# Information supplied
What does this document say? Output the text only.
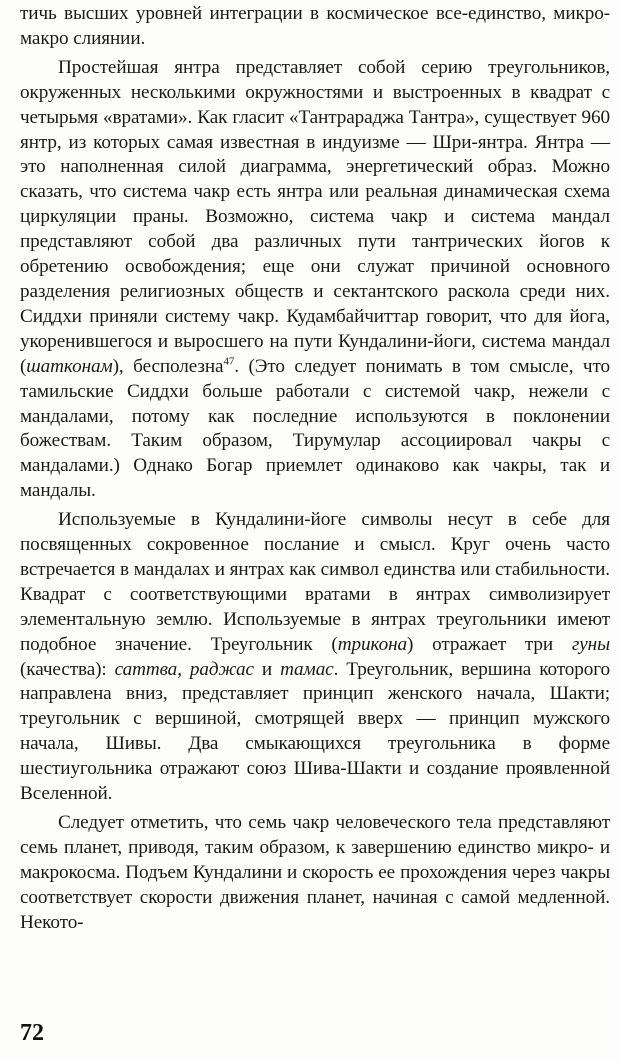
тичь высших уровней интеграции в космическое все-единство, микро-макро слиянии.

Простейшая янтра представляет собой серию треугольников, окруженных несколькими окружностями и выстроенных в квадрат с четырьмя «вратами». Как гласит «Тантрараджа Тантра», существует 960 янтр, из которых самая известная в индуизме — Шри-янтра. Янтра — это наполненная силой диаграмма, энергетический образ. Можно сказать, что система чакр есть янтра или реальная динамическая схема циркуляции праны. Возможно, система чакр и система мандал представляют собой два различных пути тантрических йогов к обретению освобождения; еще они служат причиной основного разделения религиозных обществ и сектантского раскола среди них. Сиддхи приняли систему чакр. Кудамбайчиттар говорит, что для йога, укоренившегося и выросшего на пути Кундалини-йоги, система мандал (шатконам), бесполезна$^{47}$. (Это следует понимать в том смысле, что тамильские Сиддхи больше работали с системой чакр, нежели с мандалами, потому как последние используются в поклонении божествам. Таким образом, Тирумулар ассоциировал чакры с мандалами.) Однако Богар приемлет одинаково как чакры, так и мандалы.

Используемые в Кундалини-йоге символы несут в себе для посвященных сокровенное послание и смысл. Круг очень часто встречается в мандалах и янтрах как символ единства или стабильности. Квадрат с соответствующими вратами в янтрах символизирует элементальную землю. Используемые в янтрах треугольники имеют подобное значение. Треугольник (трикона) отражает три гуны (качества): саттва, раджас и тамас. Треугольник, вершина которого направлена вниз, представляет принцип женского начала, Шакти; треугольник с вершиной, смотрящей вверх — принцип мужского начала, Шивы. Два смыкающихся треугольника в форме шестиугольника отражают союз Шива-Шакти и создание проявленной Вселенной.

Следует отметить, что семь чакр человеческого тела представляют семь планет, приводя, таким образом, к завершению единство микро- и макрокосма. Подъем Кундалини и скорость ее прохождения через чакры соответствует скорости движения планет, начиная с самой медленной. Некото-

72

--

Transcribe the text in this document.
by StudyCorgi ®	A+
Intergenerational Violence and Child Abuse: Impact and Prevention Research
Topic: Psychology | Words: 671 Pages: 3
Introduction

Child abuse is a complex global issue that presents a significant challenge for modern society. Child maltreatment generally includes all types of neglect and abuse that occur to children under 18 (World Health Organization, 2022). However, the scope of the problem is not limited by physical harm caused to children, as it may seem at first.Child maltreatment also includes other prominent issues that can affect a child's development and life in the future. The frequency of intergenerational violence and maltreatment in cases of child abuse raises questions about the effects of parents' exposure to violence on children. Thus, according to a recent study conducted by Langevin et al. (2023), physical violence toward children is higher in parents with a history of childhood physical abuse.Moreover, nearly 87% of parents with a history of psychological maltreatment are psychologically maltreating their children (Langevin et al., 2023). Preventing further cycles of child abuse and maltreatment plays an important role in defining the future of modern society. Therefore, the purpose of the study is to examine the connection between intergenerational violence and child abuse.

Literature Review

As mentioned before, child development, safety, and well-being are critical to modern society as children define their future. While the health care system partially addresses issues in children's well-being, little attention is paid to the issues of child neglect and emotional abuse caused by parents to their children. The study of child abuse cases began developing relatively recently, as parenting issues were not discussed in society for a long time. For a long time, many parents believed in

* * *

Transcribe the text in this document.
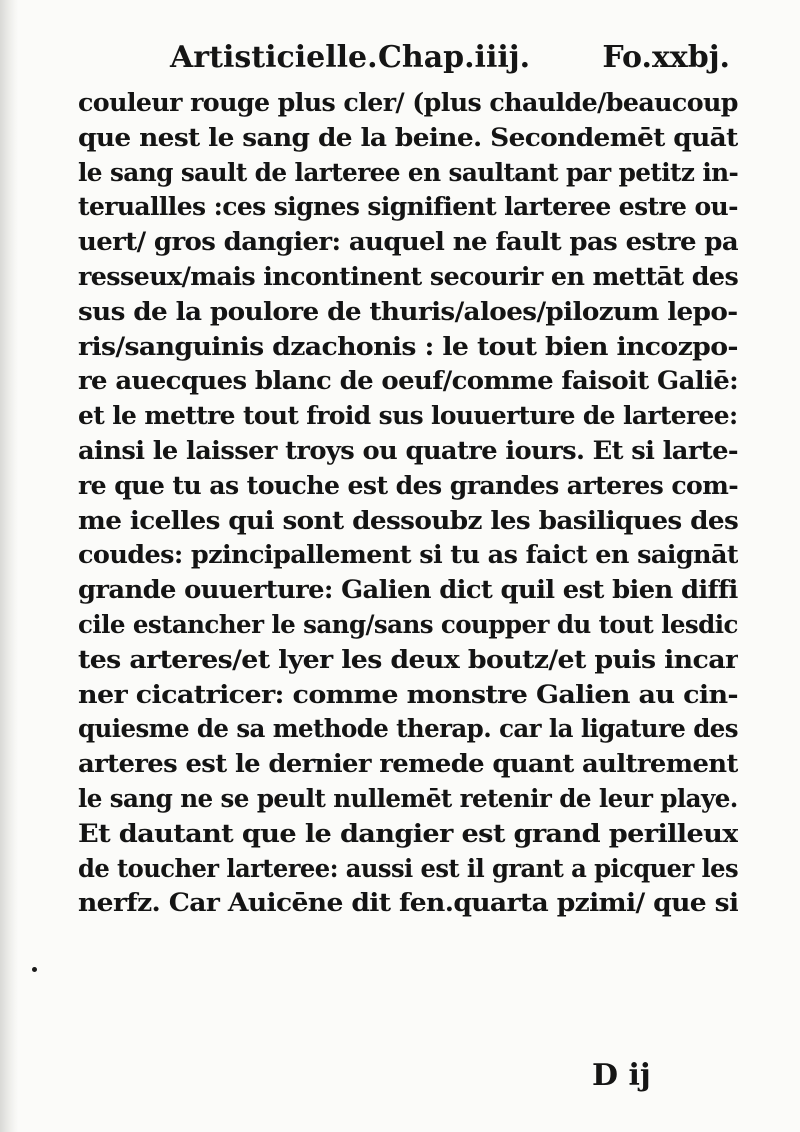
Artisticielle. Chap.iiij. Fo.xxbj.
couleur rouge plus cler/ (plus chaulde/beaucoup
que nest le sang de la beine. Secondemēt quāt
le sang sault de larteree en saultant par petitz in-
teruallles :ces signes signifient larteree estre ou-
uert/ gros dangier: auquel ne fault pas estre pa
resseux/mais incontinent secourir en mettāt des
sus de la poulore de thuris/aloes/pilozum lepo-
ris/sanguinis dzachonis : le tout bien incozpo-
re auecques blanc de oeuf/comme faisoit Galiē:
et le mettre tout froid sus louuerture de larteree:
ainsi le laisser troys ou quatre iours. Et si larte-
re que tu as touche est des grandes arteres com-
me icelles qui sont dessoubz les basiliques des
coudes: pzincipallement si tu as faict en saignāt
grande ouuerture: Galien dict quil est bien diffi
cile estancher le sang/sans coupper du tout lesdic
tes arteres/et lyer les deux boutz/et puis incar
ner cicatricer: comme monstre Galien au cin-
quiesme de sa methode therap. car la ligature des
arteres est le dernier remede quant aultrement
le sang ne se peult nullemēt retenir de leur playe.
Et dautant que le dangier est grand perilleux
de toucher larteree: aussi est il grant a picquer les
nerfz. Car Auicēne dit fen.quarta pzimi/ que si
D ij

# Given problem
Copy every line above that includes the string "единство".

# Exercise answer
тичь высших уровней интеграции в космическое все-единство, микро-макро слиянии.
Следует отметить, что семь чакр человеческого тела представляют семь планет, приводя, таким образом, к завершению единство микро- и макрокосма. Подъем Кундалини и скорость ее прохождения через чакры соответствует скорости движения планет, начиная с самой медленной. Некото-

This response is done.